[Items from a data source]
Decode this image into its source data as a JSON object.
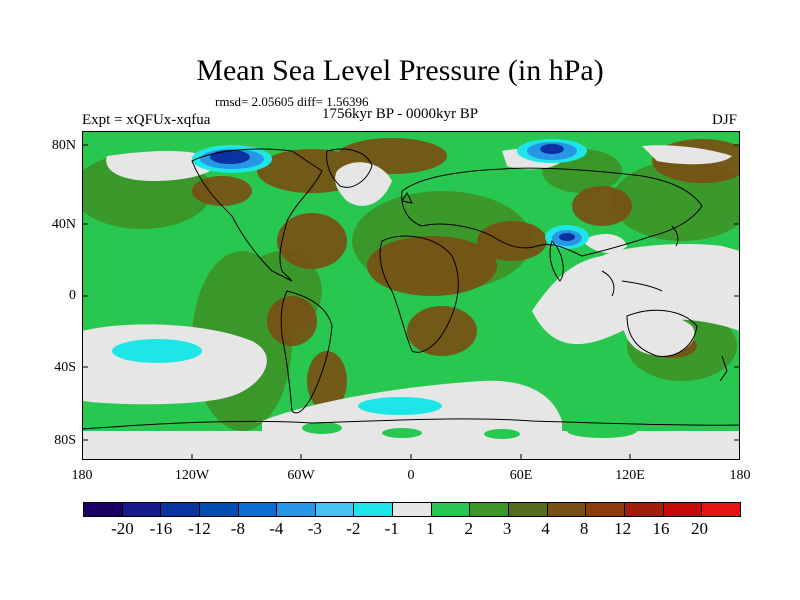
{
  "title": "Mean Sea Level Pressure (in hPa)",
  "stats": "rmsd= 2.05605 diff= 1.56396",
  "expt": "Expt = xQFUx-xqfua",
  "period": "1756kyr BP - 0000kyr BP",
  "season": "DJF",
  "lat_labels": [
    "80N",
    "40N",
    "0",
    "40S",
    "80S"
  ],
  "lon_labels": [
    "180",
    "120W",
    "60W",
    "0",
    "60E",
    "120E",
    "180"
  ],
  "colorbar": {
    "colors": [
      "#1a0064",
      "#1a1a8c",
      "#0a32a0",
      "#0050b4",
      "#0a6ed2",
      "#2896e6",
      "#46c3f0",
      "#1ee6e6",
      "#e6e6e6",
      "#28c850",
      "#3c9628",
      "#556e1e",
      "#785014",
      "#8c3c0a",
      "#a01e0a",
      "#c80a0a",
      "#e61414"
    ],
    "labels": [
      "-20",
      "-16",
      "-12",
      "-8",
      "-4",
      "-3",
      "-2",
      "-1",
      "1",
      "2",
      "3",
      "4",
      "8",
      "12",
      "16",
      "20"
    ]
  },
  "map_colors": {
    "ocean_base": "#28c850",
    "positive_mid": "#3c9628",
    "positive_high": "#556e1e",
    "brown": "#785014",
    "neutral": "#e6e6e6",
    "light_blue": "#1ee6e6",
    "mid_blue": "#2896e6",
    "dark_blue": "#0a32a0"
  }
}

Directions ->
Reproduce all of the material exactly, apart from the pictures.

Written response ->
Decode this image into its source data as a JSON object.
{
  "title": "Mean Sea Level Pressure (in hPa)",
  "stats": "rmsd= 2.05605 diff= 1.56396",
  "expt": "Expt = xQFUx-xqfua",
  "period": "1756kyr BP - 0000kyr BP",
  "season": "DJF",
  "lat_labels": [
    "80N",
    "40N",
    "0",
    "40S",
    "80S"
  ],
  "lon_labels": [
    "180",
    "120W",
    "60W",
    "0",
    "60E",
    "120E",
    "180"
  ],
  "colorbar": {
    "colors": [
      "#1a0064",
      "#1a1a8c",
      "#0a32a0",
      "#0050b4",
      "#0a6ed2",
      "#2896e6",
      "#46c3f0",
      "#1ee6e6",
      "#e6e6e6",
      "#28c850",
      "#3c9628",
      "#556e1e",
      "#785014",
      "#8c3c0a",
      "#a01e0a",
      "#c80a0a",
      "#e61414"
    ],
    "labels": [
      "-20",
      "-16",
      "-12",
      "-8",
      "-4",
      "-3",
      "-2",
      "-1",
      "1",
      "2",
      "3",
      "4",
      "8",
      "12",
      "16",
      "20"
    ]
  },
  "map_colors": {
    "ocean_base": "#28c850",
    "positive_mid": "#3c9628",
    "positive_high": "#556e1e",
    "brown": "#785014",
    "neutral": "#e6e6e6",
    "light_blue": "#1ee6e6",
    "mid_blue": "#2896e6",
    "dark_blue": "#0a32a0"
  }
}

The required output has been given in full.